→ **Do this**
All the data must come back unchanged, except that pictures are left out.

Dataset rows
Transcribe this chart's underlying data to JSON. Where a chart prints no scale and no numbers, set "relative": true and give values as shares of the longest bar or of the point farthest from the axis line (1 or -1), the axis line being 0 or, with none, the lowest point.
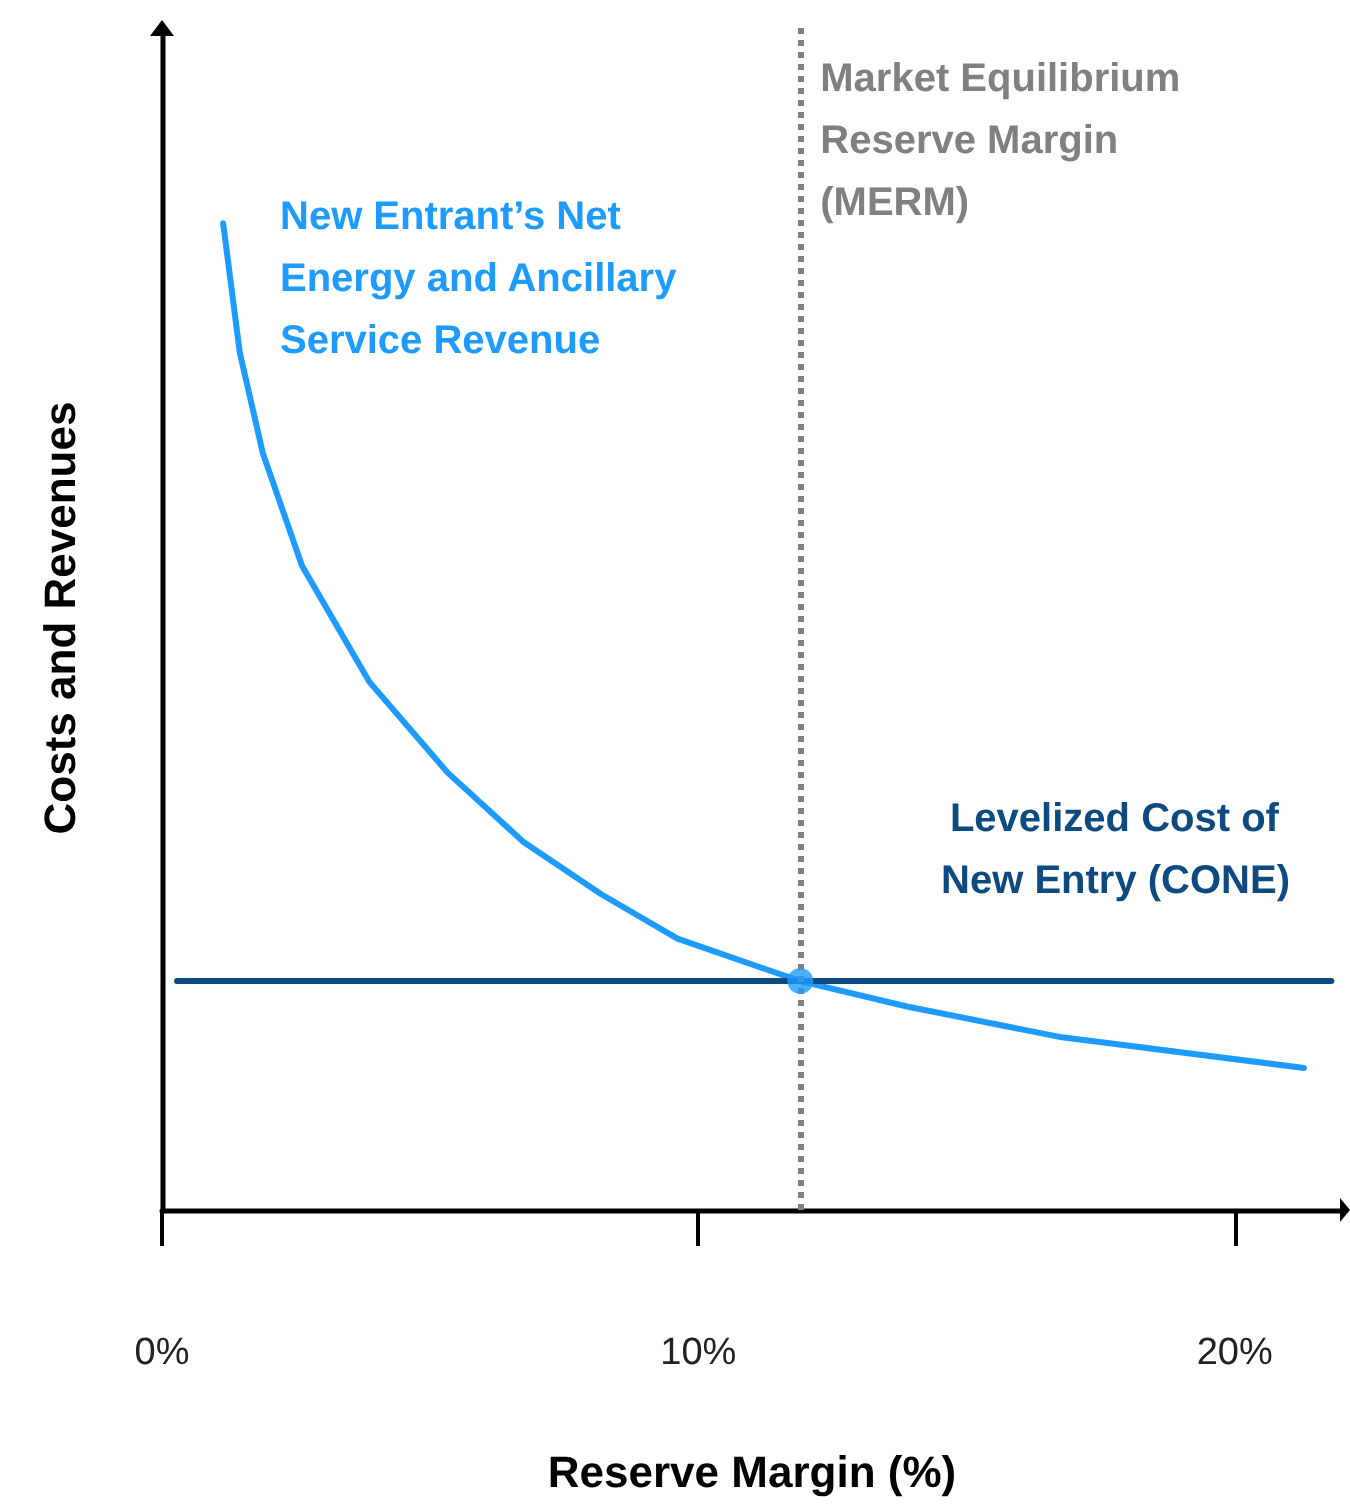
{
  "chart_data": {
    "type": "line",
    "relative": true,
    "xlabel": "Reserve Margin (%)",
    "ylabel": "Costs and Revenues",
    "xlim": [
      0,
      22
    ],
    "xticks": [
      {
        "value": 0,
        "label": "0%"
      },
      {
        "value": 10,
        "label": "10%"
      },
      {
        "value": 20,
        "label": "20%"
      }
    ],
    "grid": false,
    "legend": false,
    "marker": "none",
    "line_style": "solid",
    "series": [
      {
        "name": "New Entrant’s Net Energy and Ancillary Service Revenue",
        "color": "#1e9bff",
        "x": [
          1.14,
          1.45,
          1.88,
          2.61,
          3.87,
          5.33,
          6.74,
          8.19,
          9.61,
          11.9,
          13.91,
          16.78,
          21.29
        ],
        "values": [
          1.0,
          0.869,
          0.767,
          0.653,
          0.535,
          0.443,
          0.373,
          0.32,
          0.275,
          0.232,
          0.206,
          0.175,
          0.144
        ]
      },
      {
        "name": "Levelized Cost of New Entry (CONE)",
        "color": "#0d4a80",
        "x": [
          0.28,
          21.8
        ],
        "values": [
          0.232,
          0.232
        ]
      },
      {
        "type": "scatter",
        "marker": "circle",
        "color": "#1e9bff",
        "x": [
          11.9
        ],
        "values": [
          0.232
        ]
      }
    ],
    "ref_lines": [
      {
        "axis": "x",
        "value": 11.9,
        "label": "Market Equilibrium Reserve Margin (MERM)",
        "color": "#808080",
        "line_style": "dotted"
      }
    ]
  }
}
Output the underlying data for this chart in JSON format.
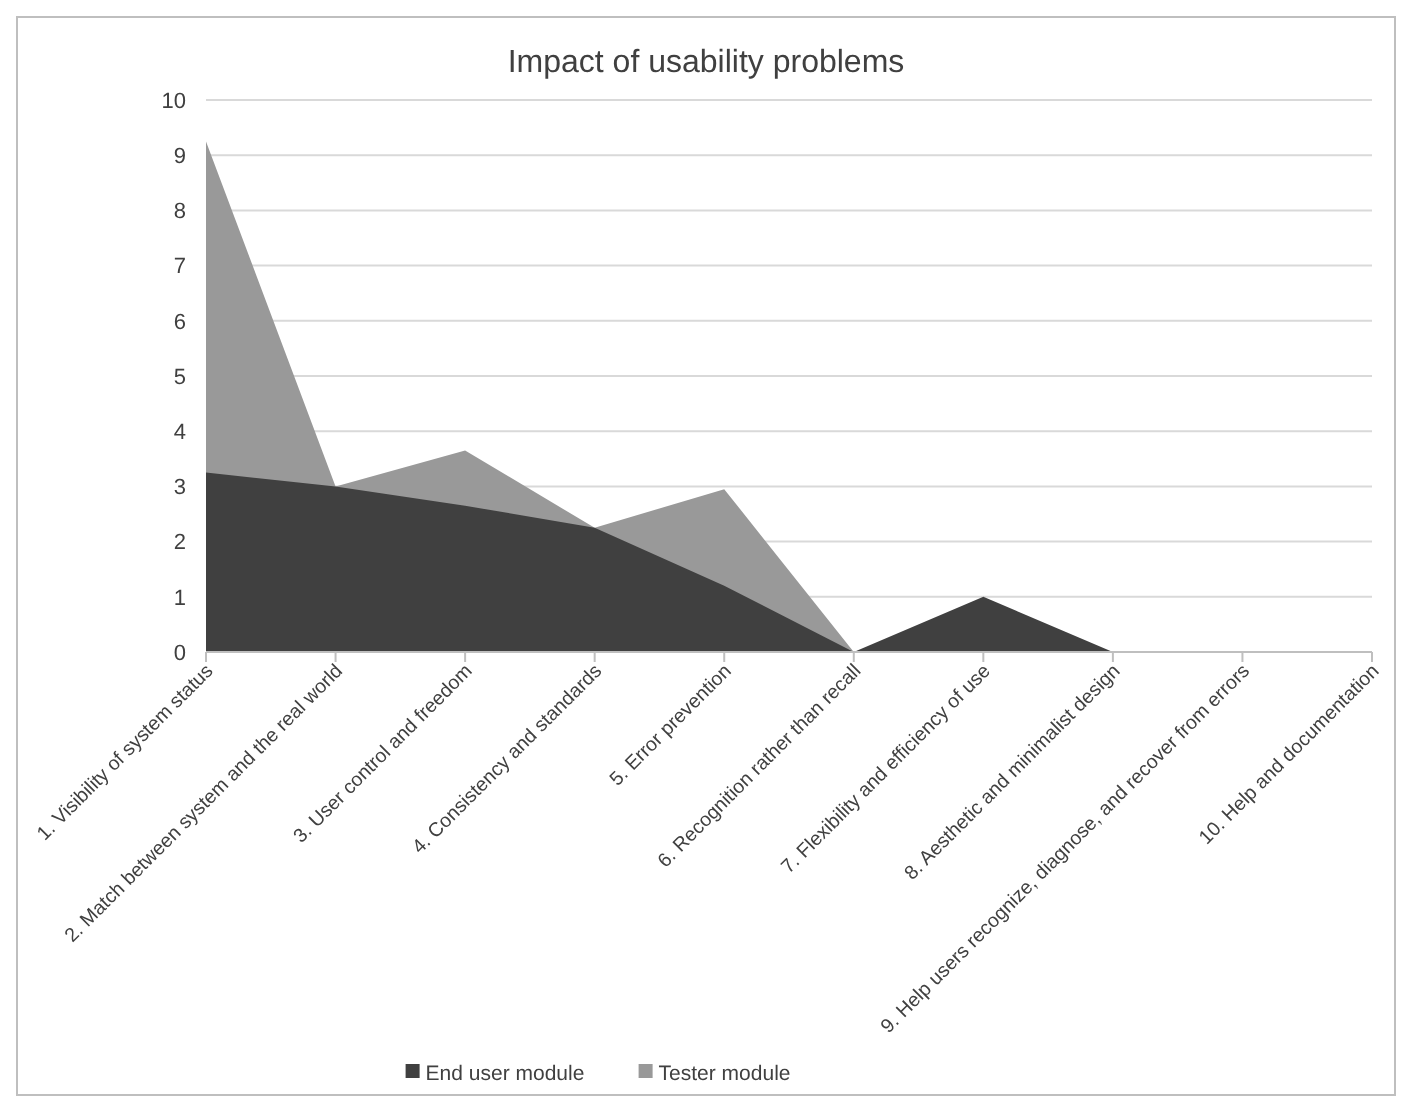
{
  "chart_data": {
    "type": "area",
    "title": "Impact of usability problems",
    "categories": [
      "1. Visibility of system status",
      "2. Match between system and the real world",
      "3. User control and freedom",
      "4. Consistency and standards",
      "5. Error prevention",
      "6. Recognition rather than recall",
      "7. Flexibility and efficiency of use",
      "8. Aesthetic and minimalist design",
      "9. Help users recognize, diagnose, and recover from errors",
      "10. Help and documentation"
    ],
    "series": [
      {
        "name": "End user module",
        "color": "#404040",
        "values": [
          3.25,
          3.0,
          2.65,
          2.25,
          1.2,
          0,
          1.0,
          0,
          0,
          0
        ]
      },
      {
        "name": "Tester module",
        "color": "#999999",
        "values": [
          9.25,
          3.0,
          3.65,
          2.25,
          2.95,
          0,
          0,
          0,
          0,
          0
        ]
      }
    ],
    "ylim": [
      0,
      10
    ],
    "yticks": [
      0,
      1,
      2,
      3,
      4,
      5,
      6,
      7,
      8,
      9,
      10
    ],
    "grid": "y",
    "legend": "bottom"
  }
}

→ **The completed task**
Transcribe this chart's underlying data to JSON. Where a chart prints no scale and no numbers, set "relative": true and give values as shares of the longest bar or of the point farthest from the axis line (1 or -1), the axis line being 0 or, with none, the lowest point.
{
  "chart_data": {
    "type": "line",
    "relative": true,
    "xlabel": "Reserve Margin (%)",
    "ylabel": "Costs and Revenues",
    "xlim": [
      0,
      22
    ],
    "xticks": [
      {
        "value": 0,
        "label": "0%"
      },
      {
        "value": 10,
        "label": "10%"
      },
      {
        "value": 20,
        "label": "20%"
      }
    ],
    "grid": false,
    "legend": false,
    "marker": "none",
    "line_style": "solid",
    "series": [
      {
        "name": "New Entrant’s Net Energy and Ancillary Service Revenue",
        "color": "#1e9bff",
        "x": [
          1.14,
          1.45,
          1.88,
          2.61,
          3.87,
          5.33,
          6.74,
          8.19,
          9.61,
          11.9,
          13.91,
          16.78,
          21.29
        ],
        "values": [
          1.0,
          0.869,
          0.767,
          0.653,
          0.535,
          0.443,
          0.373,
          0.32,
          0.275,
          0.232,
          0.206,
          0.175,
          0.144
        ]
      },
      {
        "name": "Levelized Cost of New Entry (CONE)",
        "color": "#0d4a80",
        "x": [
          0.28,
          21.8
        ],
        "values": [
          0.232,
          0.232
        ]
      },
      {
        "type": "scatter",
        "marker": "circle",
        "color": "#1e9bff",
        "x": [
          11.9
        ],
        "values": [
          0.232
        ]
      }
    ],
    "ref_lines": [
      {
        "axis": "x",
        "value": 11.9,
        "label": "Market Equilibrium Reserve Margin (MERM)",
        "color": "#808080",
        "line_style": "dotted"
      }
    ]
  }
}
Output the underlying data for this chart in JSON format.
{
  "chart_data": {
    "type": "area",
    "title": "Impact of usability problems",
    "categories": [
      "1. Visibility of system status",
      "2. Match between system and the real world",
      "3. User control and freedom",
      "4. Consistency and standards",
      "5. Error prevention",
      "6. Recognition rather than recall",
      "7. Flexibility and efficiency of use",
      "8. Aesthetic and minimalist design",
      "9. Help users recognize, diagnose, and recover from errors",
      "10. Help and documentation"
    ],
    "series": [
      {
        "name": "End user module",
        "color": "#404040",
        "values": [
          3.25,
          3.0,
          2.65,
          2.25,
          1.2,
          0,
          1.0,
          0,
          0,
          0
        ]
      },
      {
        "name": "Tester module",
        "color": "#999999",
        "values": [
          9.25,
          3.0,
          3.65,
          2.25,
          2.95,
          0,
          0,
          0,
          0,
          0
        ]
      }
    ],
    "ylim": [
      0,
      10
    ],
    "yticks": [
      0,
      1,
      2,
      3,
      4,
      5,
      6,
      7,
      8,
      9,
      10
    ],
    "grid": "y",
    "legend": "bottom"
  }
}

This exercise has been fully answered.